- [WRITTEN PROBLEM]: Reproduce each line exactly.

(Lines of data)
* start *
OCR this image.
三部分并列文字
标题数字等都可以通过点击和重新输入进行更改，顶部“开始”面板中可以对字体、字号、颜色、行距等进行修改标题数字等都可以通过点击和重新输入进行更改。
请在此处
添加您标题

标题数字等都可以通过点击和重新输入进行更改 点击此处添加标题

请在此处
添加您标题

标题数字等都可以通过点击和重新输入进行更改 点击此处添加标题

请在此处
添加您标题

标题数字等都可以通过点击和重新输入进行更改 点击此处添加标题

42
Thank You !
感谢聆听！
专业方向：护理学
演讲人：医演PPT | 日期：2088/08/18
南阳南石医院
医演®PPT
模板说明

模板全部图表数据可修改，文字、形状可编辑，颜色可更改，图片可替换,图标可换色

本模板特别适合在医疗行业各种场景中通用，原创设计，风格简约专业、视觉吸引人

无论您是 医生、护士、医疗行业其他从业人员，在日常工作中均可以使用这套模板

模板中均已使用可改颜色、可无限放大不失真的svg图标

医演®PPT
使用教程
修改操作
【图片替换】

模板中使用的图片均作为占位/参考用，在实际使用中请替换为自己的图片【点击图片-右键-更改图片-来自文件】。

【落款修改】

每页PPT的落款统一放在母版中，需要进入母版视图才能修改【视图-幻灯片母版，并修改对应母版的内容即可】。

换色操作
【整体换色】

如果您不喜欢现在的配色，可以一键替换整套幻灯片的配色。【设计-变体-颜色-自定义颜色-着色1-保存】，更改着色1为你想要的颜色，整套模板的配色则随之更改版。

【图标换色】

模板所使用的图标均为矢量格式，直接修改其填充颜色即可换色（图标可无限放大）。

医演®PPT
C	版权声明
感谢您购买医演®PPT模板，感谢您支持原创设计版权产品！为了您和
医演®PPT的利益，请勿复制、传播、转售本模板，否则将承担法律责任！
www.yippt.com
* end *
- [TASK OUTPUT]:
OCR this image.
三部分并列文字
标题数字等都可以通过点击和重新输入进行更改，顶部“开始”面板中可以对字体、字号、颜色、行距等进行修改标题数字等都可以通过点击和重新输入进行更改。
请在此处
添加您标题

标题数字等都可以通过点击和重新输入进行更改 点击此处添加标题

请在此处
添加您标题

标题数字等都可以通过点击和重新输入进行更改 点击此处添加标题

请在此处
添加您标题

标题数字等都可以通过点击和重新输入进行更改 点击此处添加标题

42
Thank You !
感谢聆听！
专业方向：护理学
演讲人：医演PPT | 日期：2088/08/18
南阳南石医院
医演®PPT
模板说明

模板全部图表数据可修改，文字、形状可编辑，颜色可更改，图片可替换,图标可换色

本模板特别适合在医疗行业各种场景中通用，原创设计，风格简约专业、视觉吸引人

无论您是 医生、护士、医疗行业其他从业人员，在日常工作中均可以使用这套模板

模板中均已使用可改颜色、可无限放大不失真的svg图标

医演®PPT
使用教程
修改操作
【图片替换】

模板中使用的图片均作为占位/参考用，在实际使用中请替换为自己的图片【点击图片-右键-更改图片-来自文件】。

【落款修改】

每页PPT的落款统一放在母版中，需要进入母版视图才能修改【视图-幻灯片母版，并修改对应母版的内容即可】。

换色操作
【整体换色】

如果您不喜欢现在的配色，可以一键替换整套幻灯片的配色。【设计-变体-颜色-自定义颜色-着色1-保存】，更改着色1为你想要的颜色，整套模板的配色则随之更改版。

【图标换色】

模板所使用的图标均为矢量格式，直接修改其填充颜色即可换色（图标可无限放大）。

医演®PPT
C	版权声明
感谢您购买医演®PPT模板，感谢您支持原创设计版权产品！为了您和
医演®PPT的利益，请勿复制、传播、转售本模板，否则将承担法律责任！
www.yippt.com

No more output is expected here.